Task to complete:
Write out the listing below verbatim, from its first line up to and including the line with "- square-f8[interactable]: [480, 0, 576, 96]".

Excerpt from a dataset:
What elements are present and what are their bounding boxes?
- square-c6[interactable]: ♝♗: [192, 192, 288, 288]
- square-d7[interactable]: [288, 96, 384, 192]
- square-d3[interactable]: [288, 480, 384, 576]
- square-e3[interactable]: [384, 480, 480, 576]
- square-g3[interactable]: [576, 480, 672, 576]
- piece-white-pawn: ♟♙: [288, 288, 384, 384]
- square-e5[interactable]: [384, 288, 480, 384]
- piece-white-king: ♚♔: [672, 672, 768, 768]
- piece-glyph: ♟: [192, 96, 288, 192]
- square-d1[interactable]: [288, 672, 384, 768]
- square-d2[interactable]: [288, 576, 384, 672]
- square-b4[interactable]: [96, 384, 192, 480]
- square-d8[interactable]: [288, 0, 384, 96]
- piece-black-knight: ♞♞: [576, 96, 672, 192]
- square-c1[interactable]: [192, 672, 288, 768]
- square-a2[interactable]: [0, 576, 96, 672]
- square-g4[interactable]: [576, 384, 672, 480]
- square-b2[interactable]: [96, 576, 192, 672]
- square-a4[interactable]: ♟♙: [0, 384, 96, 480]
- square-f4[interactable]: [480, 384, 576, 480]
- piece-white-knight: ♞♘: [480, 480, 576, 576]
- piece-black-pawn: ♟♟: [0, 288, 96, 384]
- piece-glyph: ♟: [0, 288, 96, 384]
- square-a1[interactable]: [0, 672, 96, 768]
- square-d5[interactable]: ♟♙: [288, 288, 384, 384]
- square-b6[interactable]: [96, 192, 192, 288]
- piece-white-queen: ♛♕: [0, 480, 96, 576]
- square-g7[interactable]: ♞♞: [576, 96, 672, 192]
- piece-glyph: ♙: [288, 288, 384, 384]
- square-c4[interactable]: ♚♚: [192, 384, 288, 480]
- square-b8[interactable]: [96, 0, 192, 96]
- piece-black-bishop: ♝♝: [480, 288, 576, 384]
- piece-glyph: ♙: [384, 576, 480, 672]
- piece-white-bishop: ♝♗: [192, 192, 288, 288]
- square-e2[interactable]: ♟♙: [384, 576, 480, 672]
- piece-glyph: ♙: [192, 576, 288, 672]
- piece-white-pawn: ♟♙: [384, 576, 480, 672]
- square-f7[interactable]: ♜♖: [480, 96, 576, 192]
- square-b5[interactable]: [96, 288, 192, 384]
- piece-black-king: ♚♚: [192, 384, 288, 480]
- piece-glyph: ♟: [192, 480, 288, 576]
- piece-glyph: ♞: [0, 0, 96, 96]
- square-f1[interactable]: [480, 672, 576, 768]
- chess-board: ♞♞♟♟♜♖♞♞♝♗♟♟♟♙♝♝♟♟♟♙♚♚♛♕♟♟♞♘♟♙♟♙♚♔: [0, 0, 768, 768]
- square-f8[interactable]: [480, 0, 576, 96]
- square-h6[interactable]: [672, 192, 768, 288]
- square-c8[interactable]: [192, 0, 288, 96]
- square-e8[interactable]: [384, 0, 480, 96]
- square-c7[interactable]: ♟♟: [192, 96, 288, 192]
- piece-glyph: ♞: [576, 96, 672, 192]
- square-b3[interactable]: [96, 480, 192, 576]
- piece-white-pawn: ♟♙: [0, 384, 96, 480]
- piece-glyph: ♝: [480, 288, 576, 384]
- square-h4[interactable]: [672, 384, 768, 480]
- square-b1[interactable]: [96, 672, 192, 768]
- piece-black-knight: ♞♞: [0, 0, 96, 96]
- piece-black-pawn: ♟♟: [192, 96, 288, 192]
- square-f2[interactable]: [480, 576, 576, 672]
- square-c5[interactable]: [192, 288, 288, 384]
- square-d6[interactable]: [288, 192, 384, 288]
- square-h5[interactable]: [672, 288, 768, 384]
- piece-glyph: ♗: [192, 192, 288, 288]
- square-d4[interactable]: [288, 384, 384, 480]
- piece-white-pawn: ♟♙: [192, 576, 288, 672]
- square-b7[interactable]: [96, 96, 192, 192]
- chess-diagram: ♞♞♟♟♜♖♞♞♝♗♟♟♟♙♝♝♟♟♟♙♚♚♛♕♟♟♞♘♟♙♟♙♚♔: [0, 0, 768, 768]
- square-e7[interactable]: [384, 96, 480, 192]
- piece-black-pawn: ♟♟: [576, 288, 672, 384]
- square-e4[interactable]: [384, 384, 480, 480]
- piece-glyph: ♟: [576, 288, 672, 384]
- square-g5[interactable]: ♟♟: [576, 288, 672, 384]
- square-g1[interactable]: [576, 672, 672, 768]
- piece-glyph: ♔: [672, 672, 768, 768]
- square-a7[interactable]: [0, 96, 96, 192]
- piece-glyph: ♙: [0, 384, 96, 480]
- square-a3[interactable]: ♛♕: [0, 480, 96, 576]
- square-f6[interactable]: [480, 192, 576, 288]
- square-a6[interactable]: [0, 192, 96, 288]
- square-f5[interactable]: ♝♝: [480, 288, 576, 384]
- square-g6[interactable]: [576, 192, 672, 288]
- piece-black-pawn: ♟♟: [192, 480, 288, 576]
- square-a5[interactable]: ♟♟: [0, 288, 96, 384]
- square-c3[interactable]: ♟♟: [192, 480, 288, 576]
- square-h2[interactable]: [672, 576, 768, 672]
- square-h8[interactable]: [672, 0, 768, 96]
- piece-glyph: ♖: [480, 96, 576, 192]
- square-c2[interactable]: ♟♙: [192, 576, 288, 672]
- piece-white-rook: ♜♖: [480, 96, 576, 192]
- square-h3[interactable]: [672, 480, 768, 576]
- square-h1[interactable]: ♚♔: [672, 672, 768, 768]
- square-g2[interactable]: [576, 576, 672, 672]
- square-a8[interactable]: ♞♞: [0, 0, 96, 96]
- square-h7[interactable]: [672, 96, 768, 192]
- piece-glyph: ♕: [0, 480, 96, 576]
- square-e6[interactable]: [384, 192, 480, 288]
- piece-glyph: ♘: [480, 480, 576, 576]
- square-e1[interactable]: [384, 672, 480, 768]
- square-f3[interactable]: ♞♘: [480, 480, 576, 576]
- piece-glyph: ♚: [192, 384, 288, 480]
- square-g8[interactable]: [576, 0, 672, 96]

Expected output:
What elements are present and what are their bounding boxes?
- square-c6[interactable]: ♝♗: [192, 192, 288, 288]
- square-d7[interactable]: [288, 96, 384, 192]
- square-d3[interactable]: [288, 480, 384, 576]
- square-e3[interactable]: [384, 480, 480, 576]
- square-g3[interactable]: [576, 480, 672, 576]
- piece-white-pawn: ♟♙: [288, 288, 384, 384]
- square-e5[interactable]: [384, 288, 480, 384]
- piece-white-king: ♚♔: [672, 672, 768, 768]
- piece-glyph: ♟: [192, 96, 288, 192]
- square-d1[interactable]: [288, 672, 384, 768]
- square-d2[interactable]: [288, 576, 384, 672]
- square-b4[interactable]: [96, 384, 192, 480]
- square-d8[interactable]: [288, 0, 384, 96]
- piece-black-knight: ♞♞: [576, 96, 672, 192]
- square-c1[interactable]: [192, 672, 288, 768]
- square-a2[interactable]: [0, 576, 96, 672]
- square-g4[interactable]: [576, 384, 672, 480]
- square-b2[interactable]: [96, 576, 192, 672]
- square-a4[interactable]: ♟♙: [0, 384, 96, 480]
- square-f4[interactable]: [480, 384, 576, 480]
- piece-white-knight: ♞♘: [480, 480, 576, 576]
- piece-black-pawn: ♟♟: [0, 288, 96, 384]
- piece-glyph: ♟: [0, 288, 96, 384]
- square-a1[interactable]: [0, 672, 96, 768]
- square-d5[interactable]: ♟♙: [288, 288, 384, 384]
- square-b6[interactable]: [96, 192, 192, 288]
- piece-white-queen: ♛♕: [0, 480, 96, 576]
- square-g7[interactable]: ♞♞: [576, 96, 672, 192]
- piece-glyph: ♙: [288, 288, 384, 384]
- square-c4[interactable]: ♚♚: [192, 384, 288, 480]
- square-b8[interactable]: [96, 0, 192, 96]
- piece-black-bishop: ♝♝: [480, 288, 576, 384]
- piece-glyph: ♙: [384, 576, 480, 672]
- piece-white-bishop: ♝♗: [192, 192, 288, 288]
- square-e2[interactable]: ♟♙: [384, 576, 480, 672]
- piece-glyph: ♙: [192, 576, 288, 672]
- piece-white-pawn: ♟♙: [384, 576, 480, 672]
- square-f7[interactable]: ♜♖: [480, 96, 576, 192]
- square-b5[interactable]: [96, 288, 192, 384]
- piece-black-king: ♚♚: [192, 384, 288, 480]
- piece-glyph: ♟: [192, 480, 288, 576]
- piece-glyph: ♞: [0, 0, 96, 96]
- square-f1[interactable]: [480, 672, 576, 768]
- chess-board: ♞♞♟♟♜♖♞♞♝♗♟♟♟♙♝♝♟♟♟♙♚♚♛♕♟♟♞♘♟♙♟♙♚♔: [0, 0, 768, 768]
- square-f8[interactable]: [480, 0, 576, 96]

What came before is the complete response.